### [AIM]
Quote every line as written. Omit pictures.

Raw records:
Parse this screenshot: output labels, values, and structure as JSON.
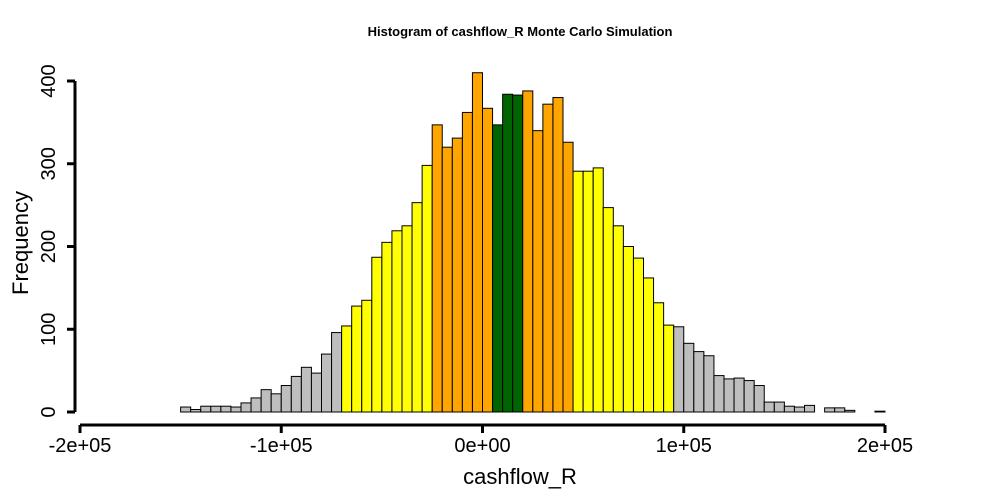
{
  "chart_data": {
    "type": "bar",
    "title": "Histogram of  cashflow_R  Monte Carlo Simulation",
    "xlabel": "cashflow_R",
    "ylabel": "Frequency",
    "xlim": [
      -200000,
      225000
    ],
    "ylim": [
      0,
      420
    ],
    "bin_width": 5000,
    "x_ticks": [
      {
        "value": -200000,
        "label": "-2e+05"
      },
      {
        "value": -100000,
        "label": "-1e+05"
      },
      {
        "value": 0,
        "label": "0e+00"
      },
      {
        "value": 100000,
        "label": "1e+05"
      },
      {
        "value": 200000,
        "label": "2e+05"
      }
    ],
    "y_ticks": [
      {
        "value": 0,
        "label": "0"
      },
      {
        "value": 100,
        "label": "100"
      },
      {
        "value": 200,
        "label": "200"
      },
      {
        "value": 300,
        "label": "300"
      },
      {
        "value": 400,
        "label": "400"
      }
    ],
    "colors": {
      "tail": "#bebebe",
      "outer": "#ffff00",
      "inner": "#ffa500",
      "center": "#006400",
      "outline": "#000000"
    },
    "bins": [
      {
        "x0": -185000,
        "count": 0,
        "band": "tail"
      },
      {
        "x0": -180000,
        "count": 0,
        "band": "tail"
      },
      {
        "x0": -175000,
        "count": 0,
        "band": "tail"
      },
      {
        "x0": -170000,
        "count": 0,
        "band": "tail"
      },
      {
        "x0": -165000,
        "count": 0,
        "band": "tail"
      },
      {
        "x0": -160000,
        "count": 0,
        "band": "tail"
      },
      {
        "x0": -155000,
        "count": 0,
        "band": "tail"
      },
      {
        "x0": -150000,
        "count": 6,
        "band": "tail"
      },
      {
        "x0": -145000,
        "count": 3,
        "band": "tail"
      },
      {
        "x0": -140000,
        "count": 7,
        "band": "tail"
      },
      {
        "x0": -135000,
        "count": 7,
        "band": "tail"
      },
      {
        "x0": -130000,
        "count": 7,
        "band": "tail"
      },
      {
        "x0": -125000,
        "count": 6,
        "band": "tail"
      },
      {
        "x0": -120000,
        "count": 11,
        "band": "tail"
      },
      {
        "x0": -115000,
        "count": 17,
        "band": "tail"
      },
      {
        "x0": -110000,
        "count": 27,
        "band": "tail"
      },
      {
        "x0": -105000,
        "count": 22,
        "band": "tail"
      },
      {
        "x0": -100000,
        "count": 32,
        "band": "tail"
      },
      {
        "x0": -95000,
        "count": 43,
        "band": "tail"
      },
      {
        "x0": -90000,
        "count": 54,
        "band": "tail"
      },
      {
        "x0": -85000,
        "count": 47,
        "band": "tail"
      },
      {
        "x0": -80000,
        "count": 70,
        "band": "tail"
      },
      {
        "x0": -75000,
        "count": 96,
        "band": "tail"
      },
      {
        "x0": -70000,
        "count": 104,
        "band": "outer"
      },
      {
        "x0": -65000,
        "count": 128,
        "band": "outer"
      },
      {
        "x0": -60000,
        "count": 135,
        "band": "outer"
      },
      {
        "x0": -55000,
        "count": 187,
        "band": "outer"
      },
      {
        "x0": -50000,
        "count": 205,
        "band": "outer"
      },
      {
        "x0": -45000,
        "count": 219,
        "band": "outer"
      },
      {
        "x0": -40000,
        "count": 225,
        "band": "outer"
      },
      {
        "x0": -35000,
        "count": 253,
        "band": "outer"
      },
      {
        "x0": -30000,
        "count": 298,
        "band": "outer"
      },
      {
        "x0": -25000,
        "count": 347,
        "band": "inner"
      },
      {
        "x0": -20000,
        "count": 320,
        "band": "inner"
      },
      {
        "x0": -15000,
        "count": 331,
        "band": "inner"
      },
      {
        "x0": -10000,
        "count": 362,
        "band": "inner"
      },
      {
        "x0": -5000,
        "count": 410,
        "band": "inner"
      },
      {
        "x0": 0,
        "count": 367,
        "band": "inner"
      },
      {
        "x0": 5000,
        "count": 347,
        "band": "center"
      },
      {
        "x0": 10000,
        "count": 384,
        "band": "center"
      },
      {
        "x0": 15000,
        "count": 383,
        "band": "center"
      },
      {
        "x0": 20000,
        "count": 388,
        "band": "inner"
      },
      {
        "x0": 25000,
        "count": 340,
        "band": "inner"
      },
      {
        "x0": 30000,
        "count": 372,
        "band": "inner"
      },
      {
        "x0": 35000,
        "count": 380,
        "band": "inner"
      },
      {
        "x0": 40000,
        "count": 326,
        "band": "inner"
      },
      {
        "x0": 45000,
        "count": 291,
        "band": "outer"
      },
      {
        "x0": 50000,
        "count": 291,
        "band": "outer"
      },
      {
        "x0": 55000,
        "count": 295,
        "band": "outer"
      },
      {
        "x0": 60000,
        "count": 247,
        "band": "outer"
      },
      {
        "x0": 65000,
        "count": 225,
        "band": "outer"
      },
      {
        "x0": 70000,
        "count": 200,
        "band": "outer"
      },
      {
        "x0": 75000,
        "count": 186,
        "band": "outer"
      },
      {
        "x0": 80000,
        "count": 162,
        "band": "outer"
      },
      {
        "x0": 85000,
        "count": 132,
        "band": "outer"
      },
      {
        "x0": 90000,
        "count": 105,
        "band": "outer"
      },
      {
        "x0": 95000,
        "count": 103,
        "band": "tail"
      },
      {
        "x0": 100000,
        "count": 83,
        "band": "tail"
      },
      {
        "x0": 105000,
        "count": 73,
        "band": "tail"
      },
      {
        "x0": 110000,
        "count": 68,
        "band": "tail"
      },
      {
        "x0": 115000,
        "count": 44,
        "band": "tail"
      },
      {
        "x0": 120000,
        "count": 40,
        "band": "tail"
      },
      {
        "x0": 125000,
        "count": 41,
        "band": "tail"
      },
      {
        "x0": 130000,
        "count": 38,
        "band": "tail"
      },
      {
        "x0": 135000,
        "count": 32,
        "band": "tail"
      },
      {
        "x0": 140000,
        "count": 12,
        "band": "tail"
      },
      {
        "x0": 145000,
        "count": 12,
        "band": "tail"
      },
      {
        "x0": 150000,
        "count": 7,
        "band": "tail"
      },
      {
        "x0": 155000,
        "count": 6,
        "band": "tail"
      },
      {
        "x0": 160000,
        "count": 8,
        "band": "tail"
      },
      {
        "x0": 165000,
        "count": 0,
        "band": "tail"
      },
      {
        "x0": 170000,
        "count": 5,
        "band": "tail"
      },
      {
        "x0": 175000,
        "count": 5,
        "band": "tail"
      },
      {
        "x0": 180000,
        "count": 2,
        "band": "tail"
      },
      {
        "x0": 185000,
        "count": 0,
        "band": "tail"
      },
      {
        "x0": 190000,
        "count": 0,
        "band": "tail"
      },
      {
        "x0": 195000,
        "count": 1,
        "band": "tail"
      },
      {
        "x0": 200000,
        "count": 0,
        "band": "tail"
      },
      {
        "x0": 205000,
        "count": 0,
        "band": "tail"
      },
      {
        "x0": 210000,
        "count": 0,
        "band": "tail"
      },
      {
        "x0": 215000,
        "count": 0,
        "band": "tail"
      }
    ]
  }
}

### [ANSWER FOR THE TASK]
Parse this screenshot: output labels, values, and structure as JSON.
{
  "chart_data": {
    "type": "bar",
    "title": "Histogram of  cashflow_R  Monte Carlo Simulation",
    "xlabel": "cashflow_R",
    "ylabel": "Frequency",
    "xlim": [
      -200000,
      225000
    ],
    "ylim": [
      0,
      420
    ],
    "bin_width": 5000,
    "x_ticks": [
      {
        "value": -200000,
        "label": "-2e+05"
      },
      {
        "value": -100000,
        "label": "-1e+05"
      },
      {
        "value": 0,
        "label": "0e+00"
      },
      {
        "value": 100000,
        "label": "1e+05"
      },
      {
        "value": 200000,
        "label": "2e+05"
      }
    ],
    "y_ticks": [
      {
        "value": 0,
        "label": "0"
      },
      {
        "value": 100,
        "label": "100"
      },
      {
        "value": 200,
        "label": "200"
      },
      {
        "value": 300,
        "label": "300"
      },
      {
        "value": 400,
        "label": "400"
      }
    ],
    "colors": {
      "tail": "#bebebe",
      "outer": "#ffff00",
      "inner": "#ffa500",
      "center": "#006400",
      "outline": "#000000"
    },
    "bins": [
      {
        "x0": -185000,
        "count": 0,
        "band": "tail"
      },
      {
        "x0": -180000,
        "count": 0,
        "band": "tail"
      },
      {
        "x0": -175000,
        "count": 0,
        "band": "tail"
      },
      {
        "x0": -170000,
        "count": 0,
        "band": "tail"
      },
      {
        "x0": -165000,
        "count": 0,
        "band": "tail"
      },
      {
        "x0": -160000,
        "count": 0,
        "band": "tail"
      },
      {
        "x0": -155000,
        "count": 0,
        "band": "tail"
      },
      {
        "x0": -150000,
        "count": 6,
        "band": "tail"
      },
      {
        "x0": -145000,
        "count": 3,
        "band": "tail"
      },
      {
        "x0": -140000,
        "count": 7,
        "band": "tail"
      },
      {
        "x0": -135000,
        "count": 7,
        "band": "tail"
      },
      {
        "x0": -130000,
        "count": 7,
        "band": "tail"
      },
      {
        "x0": -125000,
        "count": 6,
        "band": "tail"
      },
      {
        "x0": -120000,
        "count": 11,
        "band": "tail"
      },
      {
        "x0": -115000,
        "count": 17,
        "band": "tail"
      },
      {
        "x0": -110000,
        "count": 27,
        "band": "tail"
      },
      {
        "x0": -105000,
        "count": 22,
        "band": "tail"
      },
      {
        "x0": -100000,
        "count": 32,
        "band": "tail"
      },
      {
        "x0": -95000,
        "count": 43,
        "band": "tail"
      },
      {
        "x0": -90000,
        "count": 54,
        "band": "tail"
      },
      {
        "x0": -85000,
        "count": 47,
        "band": "tail"
      },
      {
        "x0": -80000,
        "count": 70,
        "band": "tail"
      },
      {
        "x0": -75000,
        "count": 96,
        "band": "tail"
      },
      {
        "x0": -70000,
        "count": 104,
        "band": "outer"
      },
      {
        "x0": -65000,
        "count": 128,
        "band": "outer"
      },
      {
        "x0": -60000,
        "count": 135,
        "band": "outer"
      },
      {
        "x0": -55000,
        "count": 187,
        "band": "outer"
      },
      {
        "x0": -50000,
        "count": 205,
        "band": "outer"
      },
      {
        "x0": -45000,
        "count": 219,
        "band": "outer"
      },
      {
        "x0": -40000,
        "count": 225,
        "band": "outer"
      },
      {
        "x0": -35000,
        "count": 253,
        "band": "outer"
      },
      {
        "x0": -30000,
        "count": 298,
        "band": "outer"
      },
      {
        "x0": -25000,
        "count": 347,
        "band": "inner"
      },
      {
        "x0": -20000,
        "count": 320,
        "band": "inner"
      },
      {
        "x0": -15000,
        "count": 331,
        "band": "inner"
      },
      {
        "x0": -10000,
        "count": 362,
        "band": "inner"
      },
      {
        "x0": -5000,
        "count": 410,
        "band": "inner"
      },
      {
        "x0": 0,
        "count": 367,
        "band": "inner"
      },
      {
        "x0": 5000,
        "count": 347,
        "band": "center"
      },
      {
        "x0": 10000,
        "count": 384,
        "band": "center"
      },
      {
        "x0": 15000,
        "count": 383,
        "band": "center"
      },
      {
        "x0": 20000,
        "count": 388,
        "band": "inner"
      },
      {
        "x0": 25000,
        "count": 340,
        "band": "inner"
      },
      {
        "x0": 30000,
        "count": 372,
        "band": "inner"
      },
      {
        "x0": 35000,
        "count": 380,
        "band": "inner"
      },
      {
        "x0": 40000,
        "count": 326,
        "band": "inner"
      },
      {
        "x0": 45000,
        "count": 291,
        "band": "outer"
      },
      {
        "x0": 50000,
        "count": 291,
        "band": "outer"
      },
      {
        "x0": 55000,
        "count": 295,
        "band": "outer"
      },
      {
        "x0": 60000,
        "count": 247,
        "band": "outer"
      },
      {
        "x0": 65000,
        "count": 225,
        "band": "outer"
      },
      {
        "x0": 70000,
        "count": 200,
        "band": "outer"
      },
      {
        "x0": 75000,
        "count": 186,
        "band": "outer"
      },
      {
        "x0": 80000,
        "count": 162,
        "band": "outer"
      },
      {
        "x0": 85000,
        "count": 132,
        "band": "outer"
      },
      {
        "x0": 90000,
        "count": 105,
        "band": "outer"
      },
      {
        "x0": 95000,
        "count": 103,
        "band": "tail"
      },
      {
        "x0": 100000,
        "count": 83,
        "band": "tail"
      },
      {
        "x0": 105000,
        "count": 73,
        "band": "tail"
      },
      {
        "x0": 110000,
        "count": 68,
        "band": "tail"
      },
      {
        "x0": 115000,
        "count": 44,
        "band": "tail"
      },
      {
        "x0": 120000,
        "count": 40,
        "band": "tail"
      },
      {
        "x0": 125000,
        "count": 41,
        "band": "tail"
      },
      {
        "x0": 130000,
        "count": 38,
        "band": "tail"
      },
      {
        "x0": 135000,
        "count": 32,
        "band": "tail"
      },
      {
        "x0": 140000,
        "count": 12,
        "band": "tail"
      },
      {
        "x0": 145000,
        "count": 12,
        "band": "tail"
      },
      {
        "x0": 150000,
        "count": 7,
        "band": "tail"
      },
      {
        "x0": 155000,
        "count": 6,
        "band": "tail"
      },
      {
        "x0": 160000,
        "count": 8,
        "band": "tail"
      },
      {
        "x0": 165000,
        "count": 0,
        "band": "tail"
      },
      {
        "x0": 170000,
        "count": 5,
        "band": "tail"
      },
      {
        "x0": 175000,
        "count": 5,
        "band": "tail"
      },
      {
        "x0": 180000,
        "count": 2,
        "band": "tail"
      },
      {
        "x0": 185000,
        "count": 0,
        "band": "tail"
      },
      {
        "x0": 190000,
        "count": 0,
        "band": "tail"
      },
      {
        "x0": 195000,
        "count": 1,
        "band": "tail"
      },
      {
        "x0": 200000,
        "count": 0,
        "band": "tail"
      },
      {
        "x0": 205000,
        "count": 0,
        "band": "tail"
      },
      {
        "x0": 210000,
        "count": 0,
        "band": "tail"
      },
      {
        "x0": 215000,
        "count": 0,
        "band": "tail"
      }
    ]
  }
}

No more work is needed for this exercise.